» EXERCISES TO COMPLETE
**1.** From the text on Internet access, quote the passage starting with "The higher data" and going on through "(toward the Internet).".
**2.** In the text on Internet access, what minimum download speed did the FCC's 2015 definition of "Basic Broadband" require?
**3.** Rewrite the paragraph of the text on Internet access that begins "The bit rates for dial-up modems" as a short bulleted list that keeps its main facts.

» DOCUMENT EXTRACT
════

Availability of Internet access was once limited, but has grown rapidly. In 1995, only 0.04 percent of the world's population had access, with well over half of those living in the United States, and consumer use was through dial-up. By the first decade of the 21st century, many consumers in developed nations used faster broadband technology, and by 2014, 41 percent of the world's population had access, broadband was almost ubiquitous worldwide, and global average connection speeds exceeded one megabit per second.
The bit rates for dial-up modems range from as little as 110 bit/s in the late 1950s, to a maximum of from 33 to 64 kbit/s (V.90 and V.92) in the late 1990s. Dial-up connections generally require the dedicated use of a telephone line. Data compression can boost the effective bit rate for a dial-up modem connection from 220 (V.42bis) to 320 (V.44) kbit/s. However, the effectiveness of data compression is quite variable, depending on the type of data being sent, the condition of the telephone line, and a number of other factors. In reality, the overall data rate rarely exceeds 150 kbit/s.
Broadband technologies supply considerably higher bit rates than dial-up, generally without disrupting regular telephone use. Various minimum data rates and maximum latencies have been used in definitions of broadband, ranging from 64 kbit/s up to 4.0 Mbit/s. In 1988 the CCITT standards body defined "broadband service" as requiring transmission channels capable of supporting bit rates greater than the primary rate which ranged from about 1.5 to 2 Mbit/s. A 2006 Organisation for Economic Co-operation and Development (OECD) report defined broadband as having download data transfer rates equal to or faster than 256 kbit/s. And in 2015 the U.S. Federal Communications Commission (FCC) defined "Basic Broadband" as data transmission speeds of at least 25 Mbit/s downstream (from the Internet to the user's computer) and 3 Mbit/s upstream (from the user's computer to the Internet). The trend is to raise the threshold of the broadband definition as higher data rate services become available.
The higher data rate dial-up modems and many broadband services are "asymmetric"—supporting much higher data rates for download (toward the user) than for upload (toward the Internet).
Data rates, including those given in this article, are usually defined and advertised in terms of the maximum or peak download rate. In practice, these maximum data rates are not always reliably available to the customer. Actual end-to-end data rates can be lower due to a number of factors. In late June 2016, internet connection speeds averaged about 6 Mbit/s globally. Physical link quality can vary with distance and for wireless access with terrain, weather, building construction, antenna placement, and interference from other radio sources. Network bottlenecks may exist at points anywhere on the path from the end-user to the remote server or service being used and not just on the first or last link providing Internet access to the end-user.

════

» RECORD SET
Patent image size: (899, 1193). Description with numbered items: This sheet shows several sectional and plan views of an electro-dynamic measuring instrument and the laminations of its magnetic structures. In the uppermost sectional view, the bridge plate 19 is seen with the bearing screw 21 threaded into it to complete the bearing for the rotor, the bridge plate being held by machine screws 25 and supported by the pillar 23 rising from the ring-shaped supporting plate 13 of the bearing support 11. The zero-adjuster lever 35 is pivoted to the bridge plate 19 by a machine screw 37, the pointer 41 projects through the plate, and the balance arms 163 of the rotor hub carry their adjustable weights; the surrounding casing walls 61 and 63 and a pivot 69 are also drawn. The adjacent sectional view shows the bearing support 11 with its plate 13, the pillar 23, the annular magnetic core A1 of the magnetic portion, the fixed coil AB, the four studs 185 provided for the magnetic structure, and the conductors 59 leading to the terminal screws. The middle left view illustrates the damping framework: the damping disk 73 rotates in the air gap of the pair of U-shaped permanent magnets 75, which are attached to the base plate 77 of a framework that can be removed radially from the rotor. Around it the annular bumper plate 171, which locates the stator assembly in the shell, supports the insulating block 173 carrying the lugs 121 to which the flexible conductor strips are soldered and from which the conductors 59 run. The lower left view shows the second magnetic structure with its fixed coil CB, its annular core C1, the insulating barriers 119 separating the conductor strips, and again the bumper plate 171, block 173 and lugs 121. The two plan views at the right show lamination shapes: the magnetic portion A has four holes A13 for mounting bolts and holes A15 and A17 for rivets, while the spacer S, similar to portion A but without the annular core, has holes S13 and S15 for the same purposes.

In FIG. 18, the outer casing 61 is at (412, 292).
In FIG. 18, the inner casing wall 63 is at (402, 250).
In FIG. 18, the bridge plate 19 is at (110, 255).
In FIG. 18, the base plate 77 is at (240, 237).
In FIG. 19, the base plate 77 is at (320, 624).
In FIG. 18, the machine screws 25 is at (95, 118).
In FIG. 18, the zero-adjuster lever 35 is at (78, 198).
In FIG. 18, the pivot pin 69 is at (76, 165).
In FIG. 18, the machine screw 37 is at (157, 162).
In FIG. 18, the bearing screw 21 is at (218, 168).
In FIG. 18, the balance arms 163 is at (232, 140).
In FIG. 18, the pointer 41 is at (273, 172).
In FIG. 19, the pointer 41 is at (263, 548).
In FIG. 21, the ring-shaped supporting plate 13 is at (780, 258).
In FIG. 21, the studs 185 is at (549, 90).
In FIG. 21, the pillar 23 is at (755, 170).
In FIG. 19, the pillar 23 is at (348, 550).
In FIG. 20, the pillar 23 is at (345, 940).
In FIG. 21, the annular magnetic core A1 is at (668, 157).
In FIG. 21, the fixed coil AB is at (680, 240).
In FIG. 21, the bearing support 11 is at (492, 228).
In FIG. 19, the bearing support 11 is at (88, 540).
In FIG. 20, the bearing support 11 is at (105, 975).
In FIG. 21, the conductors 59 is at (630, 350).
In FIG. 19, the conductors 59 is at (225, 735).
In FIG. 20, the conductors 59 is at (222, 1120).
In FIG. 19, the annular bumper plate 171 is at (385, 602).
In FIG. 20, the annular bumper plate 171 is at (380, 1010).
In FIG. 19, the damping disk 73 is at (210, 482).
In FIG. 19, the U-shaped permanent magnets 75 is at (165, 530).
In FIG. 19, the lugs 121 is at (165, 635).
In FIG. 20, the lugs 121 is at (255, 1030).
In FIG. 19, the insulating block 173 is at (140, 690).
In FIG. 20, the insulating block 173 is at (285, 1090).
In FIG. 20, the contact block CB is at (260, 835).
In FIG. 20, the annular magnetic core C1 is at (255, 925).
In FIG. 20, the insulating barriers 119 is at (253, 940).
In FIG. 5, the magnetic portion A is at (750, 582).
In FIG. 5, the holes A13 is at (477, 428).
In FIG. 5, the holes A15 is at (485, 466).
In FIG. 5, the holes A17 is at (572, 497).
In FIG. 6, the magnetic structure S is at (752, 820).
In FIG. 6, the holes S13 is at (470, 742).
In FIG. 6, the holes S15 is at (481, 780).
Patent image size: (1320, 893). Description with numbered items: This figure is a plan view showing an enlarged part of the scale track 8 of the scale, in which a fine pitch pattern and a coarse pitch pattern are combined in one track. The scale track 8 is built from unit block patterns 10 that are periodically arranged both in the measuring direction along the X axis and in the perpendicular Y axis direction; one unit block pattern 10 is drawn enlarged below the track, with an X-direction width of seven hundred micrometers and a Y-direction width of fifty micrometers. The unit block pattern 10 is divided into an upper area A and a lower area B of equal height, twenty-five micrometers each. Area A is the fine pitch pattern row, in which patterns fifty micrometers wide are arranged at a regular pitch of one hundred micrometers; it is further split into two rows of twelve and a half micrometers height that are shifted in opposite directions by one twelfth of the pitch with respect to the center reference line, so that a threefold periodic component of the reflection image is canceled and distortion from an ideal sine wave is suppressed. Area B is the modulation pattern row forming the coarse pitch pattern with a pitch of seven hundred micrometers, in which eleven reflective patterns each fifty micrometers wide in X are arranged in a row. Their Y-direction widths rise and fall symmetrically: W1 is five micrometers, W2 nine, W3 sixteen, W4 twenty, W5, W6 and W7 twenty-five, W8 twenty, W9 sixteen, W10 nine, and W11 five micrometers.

════

» SOLUTIONS BY TASK
**1.**
The higher data rate dial-up modems and many broadband services are "asymmetric"—supporting much higher data rates for download (toward the user) than for upload (toward the Internet).

**2.** At least 25 Mbit/s downstream.

**3.**
- Dial-up modem bit rates ranged from 110 bit/s in the late 1950s to a maximum of 33 to 64 kbit/s (V.90 and V.92) in the late 1990s.
- Dial-up connections generally need a dedicated telephone line.
- Data compression can raise the effective bit rate to between 220 kbit/s (V.42bis) and 320 kbit/s (V.44).
- How well compression works varies with the type of data, the condition of the line, and other factors.
- In practice, the overall data rate rarely exceeds 150 kbit/s.